(PROBLEM TO WORK ON): Copy each line containing the word "filing" from the records that follow, please.

+ + + + +

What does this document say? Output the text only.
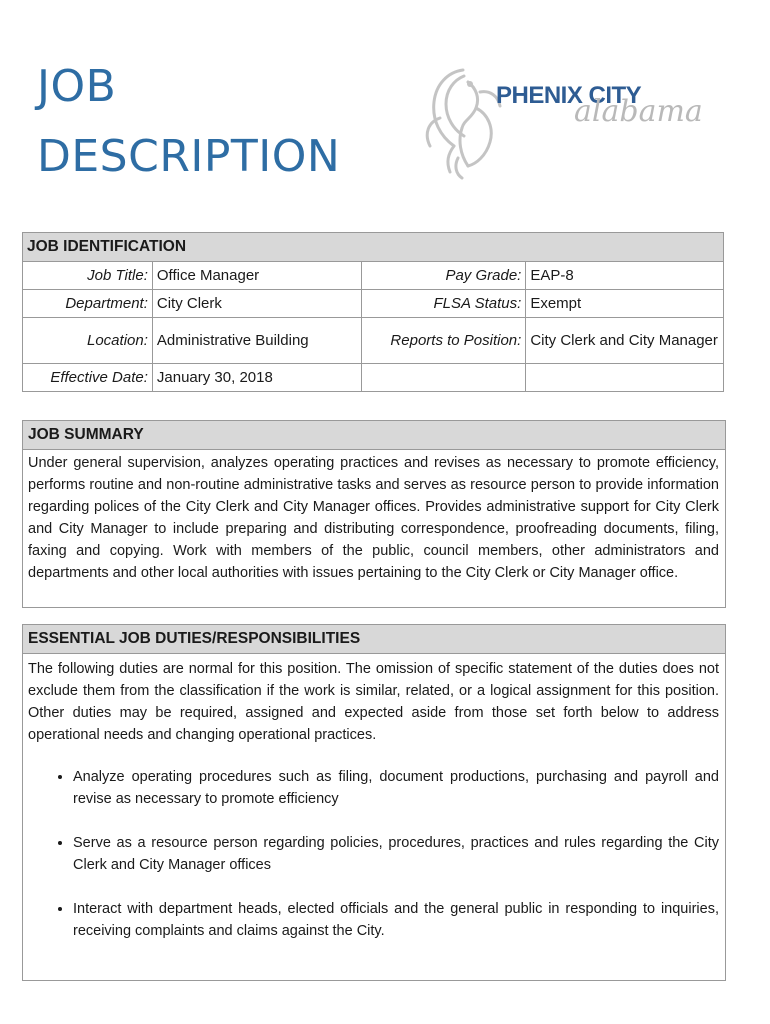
JOB
DESCRIPTION
PHENIX CITY
alabama
JOB IDENTIFICATION			
Job Title:	Office Manager	Pay Grade:	EAP-8
Department:	City Clerk	FLSA Status:	Exempt
Location:	Administrative Building	Reports to Position:	City Clerk and City Manager
Effective Date:	January 30, 2018		
JOB SUMMARY
Under general supervision, analyzes operating practices and revises as necessary to promote efficiency, performs routine and non-routine administrative tasks and serves as resource person to provide information regarding polices of the City Clerk and City Manager offices. Provides administrative support for City Clerk and City Manager to include preparing and distributing correspondence, proofreading documents, filing, faxing and copying. Work with members of the public, council members, other administrators and departments and other local authorities with issues pertaining to the City Clerk or City Manager office.
ESSENTIAL JOB DUTIES/RESPONSIBILITIES
The following duties are normal for this position. The omission of specific statement of the duties does not exclude them from the classification if the work is similar, related, or a logical assignment for this position. Other duties may be required, assigned and expected aside from those set forth below to address operational needs and changing operational practices.
• Analyze operating procedures such as filing, document productions, purchasing and payroll and revise as necessary to promote efficiency
• Serve as a resource person regarding policies, procedures, practices and rules regarding the City Clerk and City Manager offices
• Interact with department heads, elected officials and the general public in responding to inquiries, receiving complaints and claims against the City.
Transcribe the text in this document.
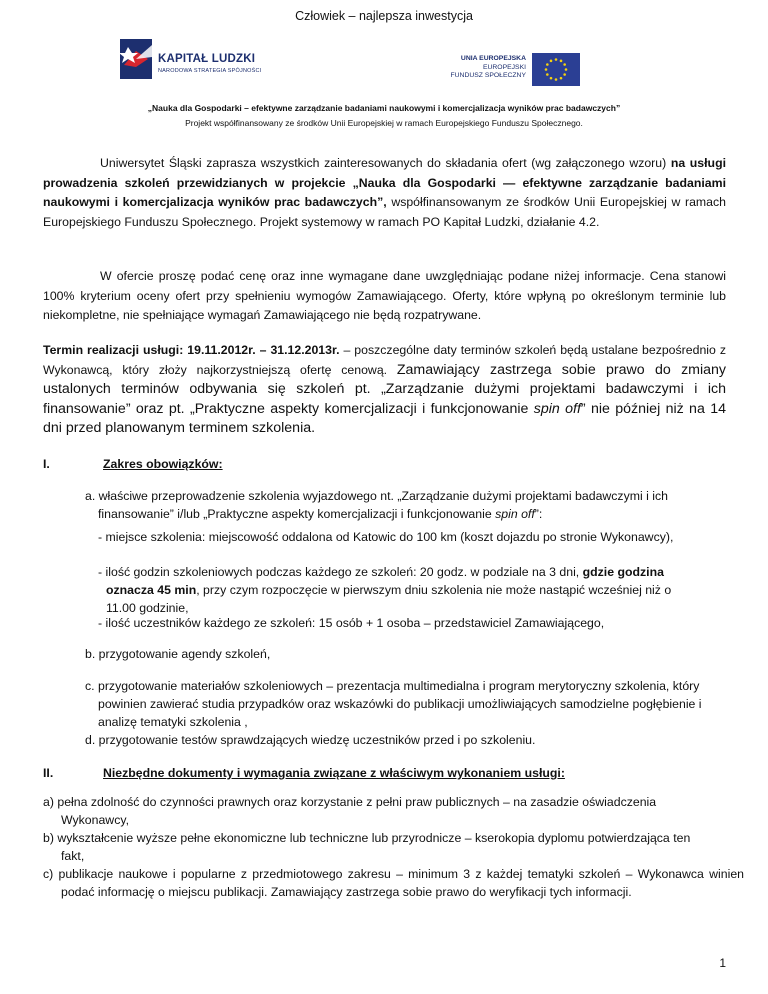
Człowiek – najlepsza inwestycja
KAPITAŁ LUDZKI
NARODOWA STRATEGIA SPÓJNOŚCI
UNIA EUROPEJSKA
EUROPEJSKI
FUNDUSZ SPOŁECZNY
„Nauka dla Gospodarki – efektywne zarządzanie badaniami naukowymi i komercjalizacja wyników prac badawczych”
Projekt współfinansowany ze środków Unii Europejskiej w ramach Europejskiego Funduszu Społecznego.
Uniwersytet Śląski zaprasza wszystkich zainteresowanych do składania ofert (wg załączonego wzoru) na usługi prowadzenia szkoleń przewidzianych w projekcie „Nauka dla Gospodarki — efektywne zarządzanie badaniami naukowymi i komercjalizacja wyników prac badawczych”, współfinansowanym ze środków Unii Europejskiej w ramach Europejskiego Funduszu Społecznego. Projekt systemowy w ramach PO Kapitał Ludzki, działanie 4.2.
W ofercie proszę podać cenę oraz inne wymagane dane uwzględniając podane niżej informacje. Cena stanowi 100% kryterium oceny ofert przy spełnieniu wymogów Zamawiającego. Oferty, które wpłyną po określonym terminie lub niekompletne, nie spełniające wymagań Zamawiającego nie będą rozpatrywane.
Termin realizacji usługi: 19.11.2012r. – 31.12.2013r. – poszczególne daty terminów szkoleń będą ustalane bezpośrednio z Wykonawcą, który złoży najkorzystniejszą ofertę cenową. Zamawiający zastrzega sobie prawo do zmiany ustalonych terminów odbywania się szkoleń pt. „Zarządzanie dużymi projektami badawczymi i ich finansowanie” oraz pt. „Praktyczne aspekty komercjalizacji i funkcjonowanie spin off” nie później niż na 14 dni przed planowanym terminem szkolenia.
I.	Zakres obowiązków:
a. właściwe przeprowadzenie szkolenia wyjazdowego nt. „Zarządzanie dużymi projektami badawczymi i ich finansowanie” i/lub „Praktyczne aspekty komercjalizacji i funkcjonowanie spin off”:
- miejsce szkolenia: miejscowość oddalona od Katowic do 100 km (koszt dojazdu po stronie Wykonawcy),
- ilość godzin szkoleniowych podczas każdego ze szkoleń: 20 godz. w podziale na 3 dni, gdzie godzina oznacza 45 min, przy czym rozpoczęcie w pierwszym dniu szkolenia nie może nastąpić wcześniej niż o 11.00 godzinie,
- ilość uczestników każdego ze szkoleń: 15 osób + 1 osoba – przedstawiciel Zamawiającego,
b. przygotowanie agendy szkoleń,
c. przygotowanie materiałów szkoleniowych – prezentacja multimedialna i program merytoryczny szkolenia, który powinien zawierać studia przypadków oraz wskazówki do publikacji umożliwiających samodzielne pogłębienie i analizę tematyki szkolenia ,
d. przygotowanie testów sprawdzających wiedzę uczestników przed i po szkoleniu.
II.	Niezbędne dokumenty i wymagania związane z właściwym wykonaniem usługi:
a) pełna zdolność do czynności prawnych oraz korzystanie z pełni praw publicznych – na zasadzie oświadczenia Wykonawcy,
b) wykształcenie wyższe pełne ekonomiczne lub techniczne lub przyrodnicze – kserokopia dyplomu potwierdzająca ten fakt,
c) publikacje naukowe i popularne z przedmiotowego zakresu – minimum 3 z każdej tematyki szkoleń – Wykonawca winien podać informację o miejscu publikacji. Zamawiający zastrzega sobie prawo do weryfikacji tych informacji.
1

+ + + + +

(FULL ANSWER):
Under general supervision, analyzes operating practices and revises as necessary to promote efficiency, performs routine and non-routine administrative tasks and serves as resource person to provide information regarding polices of the City Clerk and City Manager offices. Provides administrative support for City Clerk and City Manager to include preparing and distributing correspondence, proofreading documents, filing, faxing and copying. Work with members of the public, council members, other administrators and departments and other local authorities with issues pertaining to the City Clerk or City Manager office.
• Analyze operating procedures such as filing, document productions, purchasing and payroll and revise as necessary to promote efficiency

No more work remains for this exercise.